> [Exercise]: Give only the number of lines in the data that contain the word "graded".

(Stored records)

■ ■ ■ ■

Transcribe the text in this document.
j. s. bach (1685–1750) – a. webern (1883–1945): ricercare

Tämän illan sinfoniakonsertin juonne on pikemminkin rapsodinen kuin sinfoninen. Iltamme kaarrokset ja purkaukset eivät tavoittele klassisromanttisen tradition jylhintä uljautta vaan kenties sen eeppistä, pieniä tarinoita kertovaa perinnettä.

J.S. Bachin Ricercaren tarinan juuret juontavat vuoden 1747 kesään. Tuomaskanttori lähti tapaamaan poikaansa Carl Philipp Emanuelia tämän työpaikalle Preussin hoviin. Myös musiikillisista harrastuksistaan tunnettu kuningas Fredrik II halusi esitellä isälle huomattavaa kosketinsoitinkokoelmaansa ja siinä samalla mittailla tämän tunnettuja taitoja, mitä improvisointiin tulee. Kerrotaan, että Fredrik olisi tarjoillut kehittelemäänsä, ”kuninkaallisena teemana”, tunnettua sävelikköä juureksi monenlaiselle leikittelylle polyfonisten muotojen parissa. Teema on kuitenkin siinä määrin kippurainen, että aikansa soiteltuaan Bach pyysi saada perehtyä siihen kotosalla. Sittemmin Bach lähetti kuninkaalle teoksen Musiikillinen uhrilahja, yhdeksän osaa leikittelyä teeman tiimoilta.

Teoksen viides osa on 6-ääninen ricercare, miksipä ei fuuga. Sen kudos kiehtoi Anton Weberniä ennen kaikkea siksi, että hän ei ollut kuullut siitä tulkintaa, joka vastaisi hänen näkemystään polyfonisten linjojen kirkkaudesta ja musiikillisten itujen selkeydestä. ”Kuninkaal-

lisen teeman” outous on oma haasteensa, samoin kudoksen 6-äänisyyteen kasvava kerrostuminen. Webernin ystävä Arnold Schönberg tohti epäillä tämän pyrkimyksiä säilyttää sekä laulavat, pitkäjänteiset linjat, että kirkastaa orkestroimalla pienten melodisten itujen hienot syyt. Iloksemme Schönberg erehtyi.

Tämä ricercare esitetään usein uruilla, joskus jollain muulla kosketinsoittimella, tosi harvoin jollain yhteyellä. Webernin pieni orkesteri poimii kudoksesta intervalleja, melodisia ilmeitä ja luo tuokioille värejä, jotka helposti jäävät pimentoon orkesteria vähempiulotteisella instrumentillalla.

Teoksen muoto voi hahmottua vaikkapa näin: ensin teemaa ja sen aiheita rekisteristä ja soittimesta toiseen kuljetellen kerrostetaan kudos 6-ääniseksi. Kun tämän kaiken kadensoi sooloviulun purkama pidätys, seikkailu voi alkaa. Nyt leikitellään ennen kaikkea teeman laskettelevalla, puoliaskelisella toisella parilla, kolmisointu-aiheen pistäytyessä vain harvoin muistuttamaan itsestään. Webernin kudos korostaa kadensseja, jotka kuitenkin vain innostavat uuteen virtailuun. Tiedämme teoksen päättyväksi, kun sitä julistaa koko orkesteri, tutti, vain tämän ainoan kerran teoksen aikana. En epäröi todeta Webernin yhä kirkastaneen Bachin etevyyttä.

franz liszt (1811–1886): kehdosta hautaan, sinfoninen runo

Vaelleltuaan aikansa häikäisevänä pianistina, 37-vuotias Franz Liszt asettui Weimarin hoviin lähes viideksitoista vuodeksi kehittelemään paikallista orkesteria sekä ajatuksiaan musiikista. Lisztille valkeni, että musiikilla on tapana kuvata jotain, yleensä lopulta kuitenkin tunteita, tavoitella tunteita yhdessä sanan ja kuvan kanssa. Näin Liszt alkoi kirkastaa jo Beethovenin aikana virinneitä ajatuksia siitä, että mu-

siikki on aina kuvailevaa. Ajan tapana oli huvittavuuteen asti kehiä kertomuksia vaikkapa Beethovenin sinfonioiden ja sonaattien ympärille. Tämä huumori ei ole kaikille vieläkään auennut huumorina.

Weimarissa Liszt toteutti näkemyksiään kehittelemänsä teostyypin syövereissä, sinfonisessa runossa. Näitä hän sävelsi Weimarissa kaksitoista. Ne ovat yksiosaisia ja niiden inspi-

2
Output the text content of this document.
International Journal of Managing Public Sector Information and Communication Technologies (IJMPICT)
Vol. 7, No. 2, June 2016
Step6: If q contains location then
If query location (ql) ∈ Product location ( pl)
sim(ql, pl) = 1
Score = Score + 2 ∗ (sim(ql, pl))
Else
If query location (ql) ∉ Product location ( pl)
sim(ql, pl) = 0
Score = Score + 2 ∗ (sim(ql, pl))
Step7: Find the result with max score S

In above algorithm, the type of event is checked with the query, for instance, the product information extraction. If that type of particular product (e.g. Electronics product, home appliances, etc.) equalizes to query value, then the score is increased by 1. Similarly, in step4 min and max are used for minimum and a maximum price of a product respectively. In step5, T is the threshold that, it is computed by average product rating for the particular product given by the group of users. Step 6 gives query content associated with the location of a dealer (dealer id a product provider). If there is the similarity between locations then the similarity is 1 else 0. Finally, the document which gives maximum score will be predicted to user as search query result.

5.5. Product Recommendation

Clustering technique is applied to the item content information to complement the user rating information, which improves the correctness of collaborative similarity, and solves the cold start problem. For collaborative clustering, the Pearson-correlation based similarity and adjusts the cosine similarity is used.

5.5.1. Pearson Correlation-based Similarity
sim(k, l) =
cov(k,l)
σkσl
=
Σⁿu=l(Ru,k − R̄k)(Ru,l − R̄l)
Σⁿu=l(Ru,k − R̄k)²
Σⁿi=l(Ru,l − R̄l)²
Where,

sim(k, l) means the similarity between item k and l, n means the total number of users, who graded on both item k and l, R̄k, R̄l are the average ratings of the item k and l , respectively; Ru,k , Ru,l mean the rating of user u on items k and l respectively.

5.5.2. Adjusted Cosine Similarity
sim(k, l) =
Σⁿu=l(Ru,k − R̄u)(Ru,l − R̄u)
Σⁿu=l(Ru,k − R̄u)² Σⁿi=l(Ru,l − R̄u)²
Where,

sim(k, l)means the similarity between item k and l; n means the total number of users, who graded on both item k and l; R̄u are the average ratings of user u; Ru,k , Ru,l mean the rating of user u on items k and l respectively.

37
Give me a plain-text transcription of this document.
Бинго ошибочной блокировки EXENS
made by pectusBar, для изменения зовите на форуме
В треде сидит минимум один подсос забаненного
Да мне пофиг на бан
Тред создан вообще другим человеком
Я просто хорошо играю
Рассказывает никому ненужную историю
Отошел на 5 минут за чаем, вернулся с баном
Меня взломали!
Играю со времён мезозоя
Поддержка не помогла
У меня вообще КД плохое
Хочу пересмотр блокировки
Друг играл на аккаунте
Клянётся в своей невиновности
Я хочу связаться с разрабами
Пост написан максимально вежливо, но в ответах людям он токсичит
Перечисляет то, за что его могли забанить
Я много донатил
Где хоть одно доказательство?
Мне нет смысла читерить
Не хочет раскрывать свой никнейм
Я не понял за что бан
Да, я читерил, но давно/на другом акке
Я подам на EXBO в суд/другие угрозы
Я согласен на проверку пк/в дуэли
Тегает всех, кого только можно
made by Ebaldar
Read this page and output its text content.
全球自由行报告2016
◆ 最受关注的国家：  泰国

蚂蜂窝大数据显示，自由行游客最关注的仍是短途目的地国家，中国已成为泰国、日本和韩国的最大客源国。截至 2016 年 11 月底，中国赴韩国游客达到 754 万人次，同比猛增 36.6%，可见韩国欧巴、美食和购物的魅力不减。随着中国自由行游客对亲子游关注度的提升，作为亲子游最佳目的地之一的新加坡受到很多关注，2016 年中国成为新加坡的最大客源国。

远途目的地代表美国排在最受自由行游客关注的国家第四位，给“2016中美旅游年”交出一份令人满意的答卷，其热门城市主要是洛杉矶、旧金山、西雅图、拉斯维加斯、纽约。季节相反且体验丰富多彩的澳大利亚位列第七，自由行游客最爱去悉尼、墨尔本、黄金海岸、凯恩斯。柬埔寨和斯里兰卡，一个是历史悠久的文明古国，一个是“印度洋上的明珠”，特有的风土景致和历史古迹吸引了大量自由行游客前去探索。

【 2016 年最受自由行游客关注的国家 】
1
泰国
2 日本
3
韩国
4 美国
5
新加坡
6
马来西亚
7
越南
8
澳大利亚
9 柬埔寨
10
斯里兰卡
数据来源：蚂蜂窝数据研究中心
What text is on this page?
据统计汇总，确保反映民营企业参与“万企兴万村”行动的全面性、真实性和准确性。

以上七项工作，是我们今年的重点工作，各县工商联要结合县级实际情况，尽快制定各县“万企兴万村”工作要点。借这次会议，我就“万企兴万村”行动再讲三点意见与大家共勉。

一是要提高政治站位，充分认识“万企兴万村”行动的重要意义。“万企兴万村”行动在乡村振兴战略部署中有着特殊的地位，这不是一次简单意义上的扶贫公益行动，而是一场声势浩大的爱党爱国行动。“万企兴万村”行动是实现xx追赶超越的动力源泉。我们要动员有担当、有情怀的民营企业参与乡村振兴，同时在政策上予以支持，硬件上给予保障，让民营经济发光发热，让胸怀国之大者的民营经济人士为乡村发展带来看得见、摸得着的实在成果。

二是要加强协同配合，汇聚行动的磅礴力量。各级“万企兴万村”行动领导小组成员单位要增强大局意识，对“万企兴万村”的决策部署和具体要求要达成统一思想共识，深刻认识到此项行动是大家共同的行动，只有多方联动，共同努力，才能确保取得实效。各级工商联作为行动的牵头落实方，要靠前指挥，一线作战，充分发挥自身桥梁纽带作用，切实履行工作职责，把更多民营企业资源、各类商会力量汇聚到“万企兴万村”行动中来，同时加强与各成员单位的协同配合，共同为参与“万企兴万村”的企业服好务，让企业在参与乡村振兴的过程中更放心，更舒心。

■ ■ ■ ■

> [Written answer]: 2